Retype the stretch of the essay on the characters' development from "At the beginning of the play Rita" through "that Rita sees.", keeping every word and mark as it stands.

**EXCERPTED TEXT**.
****
I will look at what each character wanted and whether they have developed according to that and how other characters in the play may view their change throughout the play. For example Frank and Rita may think they have got what they wanted but Denny may think that Rita has not developed or changed for the better. Firstly I will start by telling you about what the characters are like. Rita is an uneducated working housewife, stuck in a world her husband and family won’t let her escape from. She is unhappy unsure of herself and wants to be educated like other students.

She wants to fit in, and become more confident in herself and mainly she wants to find herself. This is the reason she decides to enrol herself into an Open University course where she meets Frank. Frank is also stuck, but this time on a path to self-destruction. He is a self-pitying ex-poet with a dire drinking problem currently trying to teach university students. He is unhappy with his life, he despises the students he teaches everyday and then Rita bursts into his life and he seems drawn to her.

At the beginning of the play Rita makes an entrance by bursting through the door, which can be seen as the struggle in which she has gone through in her life. As soon as she walks in she notices a picture which Frank has not noticed in ten years. This shows Rita’s enthusiasm compared to Frank. From the way they both address the issue you can tell that they come from very different backgrounds. Frank says the picture is “beautiful” but Rita says “it’s very erotic” We can tell from this that Frank is a cultured man who sees past the vulgarity of the picture that Rita sees.

She doesn’t have the knowledge or understanding of something like that to see anything other than its front. Frank at this point seems very depressed as at the beginning of the play it starts with Frank looking for his hidden bottle of alcohol. At this point however Rita seems full of life and enthusiastic to learn. This is shown in their difference in opinion of the picture in Frank’s office. We can also see that Frank is confident in himself although he is a bit of a wreck shown in the way that he cannot remember where he has hidden the alcohol; “Where the hell?…. E’…. ‘e’….. Dickens. ”

Rita at the beginning when she first walks in is a bit nervous and intimidated by Frank’s intellect and class, as she walks in and does not understand that Frank is asking her name; “I’m what? She also calls herself Rita, instead of her real name Susan, from the author of a book she has read, which she thinks is great; ‘Rubyfruit Jungle’. When Frank and Rita both meet in Frank’s office for the first time in Act one Scene one we the audience discover that Rita has a very strong Liverpool accent and used a great deal of slang.

She is also very talkative and uses informal language (foul language). This also reveals to the reader that Rita is very uneducated since she did not do well in school as explained already. Rita’s language at the beginning of the play is colloquial and the text shows that she has a working class accent. Throughout the play, as she integrates herself more and more into the society she aspires to, her language improves to a great extent. In Act 2 Scene 2, she tries to change her accent and ‘talk properly’ although she soon reverts to her normal tones.
****
**PROVIDED DATA**.
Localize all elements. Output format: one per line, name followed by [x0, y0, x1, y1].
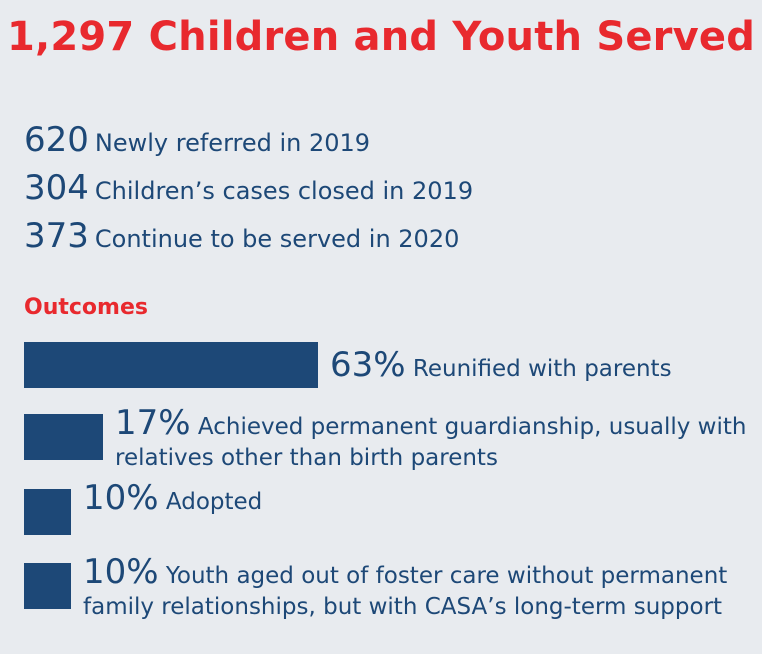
****
**TASK ANSWER**.
At the beginning of the play Rita makes an entrance by bursting through the door, which can be seen as the struggle in which she has gone through in her life. As soon as she walks in she notices a picture which Frank has not noticed in ten years. This shows Rita’s enthusiasm compared to Frank. From the way they both address the issue you can tell that they come from very different backgrounds. Frank says the picture is “beautiful” but Rita says “it’s very erotic” We can tell from this that Frank is a cultured man who sees past the vulgarity of the picture that Rita sees.